**TESTO DI PARTENZA**
━━━━

LA CURA DI SE’
DELL’OPERATORE IMPEGNATO IN COMPITI DI CURA, ASSISTENZA, EDUCAZIONE DEI BAMBINI
La cura di sé
parte dall’individuazione e dal riconoscimento del proprio disagio, che chiede
di trovare momenti e spazi dove essere accettato, accolto, condiviso ed
elaborato. In un gruppo di lavoro
centrato sulla cura degli altri, sull’impegno di assistenza ed educazione le fonti di disagio sono raggruppabili in tre
tipologie.
1. Disagio da relazione. La relazione
professionale sollecita sensi di responsabilità verso i bambini e verso i
genitori, che possono risultare logoranti, emozioni i di ansia, di
inadeguatezza, di incertezza, di dolore che possono essere fonte di stress. Si
tratta di vissuti che non è facile
smaltire stante gli scarsi spazi di confronto e riflessione di cui gli
operatori dispongono.
2. Disagio da organizzazione. Il disagio
dell’operatore può essere amplificato da problematiche istituzionali e
relazionali legate all’organizzazione del lavoro tra figure professionali
all’interno della medesima istituzione o nella rete. L’organizzazione del
lavoro, talvolta risulta complessa,
deficitaria e condizionata da scelte
istituzionali e sociali limitanti o carenti
dal punto di vista della tutela dei soggetti deboli e dell’investimento sulla
relazione di aiuto.
3. Disagio da storia personale. Un’ulteriore
causa di malessere per gli operatori e i professionisti che operano su
situazioni di grande sofferenza può nascere dal fatto che l’intervento educativo
può richiamare alla mente esperienze
personali, nel ruolo di genitore o di figlio/a, vissuti del passato, ancora
doloranti in qualche angolo della mente, problematiche psicologiche e
relazionali, non pienamente elaborate.
Il corso può essere strutturato con diversi indirizzi
sulla base della costruzione di un clima di comprensione e fiducia reciproca
all’interno del gruppo dei destinatari
della formazione , sulla base delle domande e emergenti e delle richieste espresse dal committente. Il
corso propone una sinergia di diverse metodologie di cura del Sé professionale e personale.
Illustriamo brevemente queste metodologie.
a.

━━━━

**INFORMAZIONI ESTRATTE**
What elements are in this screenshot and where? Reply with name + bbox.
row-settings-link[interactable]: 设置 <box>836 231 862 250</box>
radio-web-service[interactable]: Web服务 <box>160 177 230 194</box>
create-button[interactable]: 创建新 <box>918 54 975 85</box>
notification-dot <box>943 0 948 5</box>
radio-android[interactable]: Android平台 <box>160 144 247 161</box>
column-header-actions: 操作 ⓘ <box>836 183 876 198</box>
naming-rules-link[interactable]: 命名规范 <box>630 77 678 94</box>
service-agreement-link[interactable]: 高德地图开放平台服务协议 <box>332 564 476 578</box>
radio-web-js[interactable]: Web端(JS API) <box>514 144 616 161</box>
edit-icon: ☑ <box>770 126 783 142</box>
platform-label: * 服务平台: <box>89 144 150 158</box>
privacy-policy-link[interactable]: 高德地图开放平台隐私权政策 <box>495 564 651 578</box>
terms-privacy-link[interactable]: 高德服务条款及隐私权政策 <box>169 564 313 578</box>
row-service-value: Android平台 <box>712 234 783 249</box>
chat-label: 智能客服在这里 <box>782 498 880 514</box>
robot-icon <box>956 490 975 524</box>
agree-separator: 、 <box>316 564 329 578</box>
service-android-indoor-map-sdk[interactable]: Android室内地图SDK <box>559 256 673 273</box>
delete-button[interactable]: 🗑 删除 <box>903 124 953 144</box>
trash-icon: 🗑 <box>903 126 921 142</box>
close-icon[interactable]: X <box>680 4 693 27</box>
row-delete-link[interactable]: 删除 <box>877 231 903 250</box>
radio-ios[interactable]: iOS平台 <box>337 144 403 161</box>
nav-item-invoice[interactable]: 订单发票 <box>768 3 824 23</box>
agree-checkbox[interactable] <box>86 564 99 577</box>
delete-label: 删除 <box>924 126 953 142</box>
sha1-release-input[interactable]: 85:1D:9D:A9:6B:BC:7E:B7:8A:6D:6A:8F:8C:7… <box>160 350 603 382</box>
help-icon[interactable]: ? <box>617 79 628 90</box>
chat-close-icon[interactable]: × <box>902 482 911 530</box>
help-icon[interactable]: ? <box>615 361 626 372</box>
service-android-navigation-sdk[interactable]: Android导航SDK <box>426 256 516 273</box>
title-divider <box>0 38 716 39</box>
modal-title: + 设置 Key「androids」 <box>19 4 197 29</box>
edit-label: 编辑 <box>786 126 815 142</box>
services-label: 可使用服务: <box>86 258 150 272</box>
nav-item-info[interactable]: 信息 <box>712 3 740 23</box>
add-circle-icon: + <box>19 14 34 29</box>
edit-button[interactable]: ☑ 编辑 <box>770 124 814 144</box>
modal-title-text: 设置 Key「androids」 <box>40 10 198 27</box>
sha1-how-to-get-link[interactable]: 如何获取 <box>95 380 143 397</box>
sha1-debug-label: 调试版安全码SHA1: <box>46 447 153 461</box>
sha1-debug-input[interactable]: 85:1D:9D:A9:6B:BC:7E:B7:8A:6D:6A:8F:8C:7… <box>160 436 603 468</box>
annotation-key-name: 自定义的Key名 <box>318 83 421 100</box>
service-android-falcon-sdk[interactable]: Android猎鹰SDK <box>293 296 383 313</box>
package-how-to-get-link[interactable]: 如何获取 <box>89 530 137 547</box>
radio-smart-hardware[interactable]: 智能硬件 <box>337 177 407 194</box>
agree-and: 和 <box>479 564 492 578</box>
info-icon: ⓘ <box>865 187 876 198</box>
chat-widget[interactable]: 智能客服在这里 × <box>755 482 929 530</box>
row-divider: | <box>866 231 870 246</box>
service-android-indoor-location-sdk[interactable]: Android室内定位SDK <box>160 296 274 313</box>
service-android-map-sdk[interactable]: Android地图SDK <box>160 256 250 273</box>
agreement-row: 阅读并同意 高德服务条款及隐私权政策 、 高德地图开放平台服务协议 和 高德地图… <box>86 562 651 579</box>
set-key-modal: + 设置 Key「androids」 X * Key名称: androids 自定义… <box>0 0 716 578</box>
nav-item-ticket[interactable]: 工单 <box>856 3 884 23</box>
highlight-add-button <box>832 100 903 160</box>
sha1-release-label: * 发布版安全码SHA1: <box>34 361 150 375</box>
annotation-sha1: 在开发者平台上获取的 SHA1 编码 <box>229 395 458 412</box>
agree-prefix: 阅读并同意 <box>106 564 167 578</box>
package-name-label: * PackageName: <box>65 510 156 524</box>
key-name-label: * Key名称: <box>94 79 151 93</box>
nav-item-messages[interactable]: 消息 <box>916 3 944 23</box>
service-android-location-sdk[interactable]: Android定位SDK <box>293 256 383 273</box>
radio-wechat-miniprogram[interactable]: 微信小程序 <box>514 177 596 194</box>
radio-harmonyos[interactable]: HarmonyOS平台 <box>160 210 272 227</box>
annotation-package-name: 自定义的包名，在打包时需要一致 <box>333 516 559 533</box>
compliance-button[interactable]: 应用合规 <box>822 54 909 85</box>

━━━━

Stabilisci se ciascuna delle affermazioni seguenti concorda con il testo sulla cura di sé dell'operatore. Rispondi sì o no e cita le parole del testo che decidono la risposta.
1. Le fonti di disagio vengono raggruppate in tre tipologie.
2. Gli operatori dispongono di ampi spazi di confronto e riflessione.
3. L'intervento educativo può riportare alla mente esperienze personali vissute come genitore o come figlio/a.

1. Sì: «le fonti di disagio sono raggruppabili in tre tipologie».
2. No: «stante gli scarsi spazi di confronto e riflessione di cui gli operatori dispongono».
3. Sì: «può richiamare alla mente esperienze personali, nel ruolo di genitore o di figlio/a».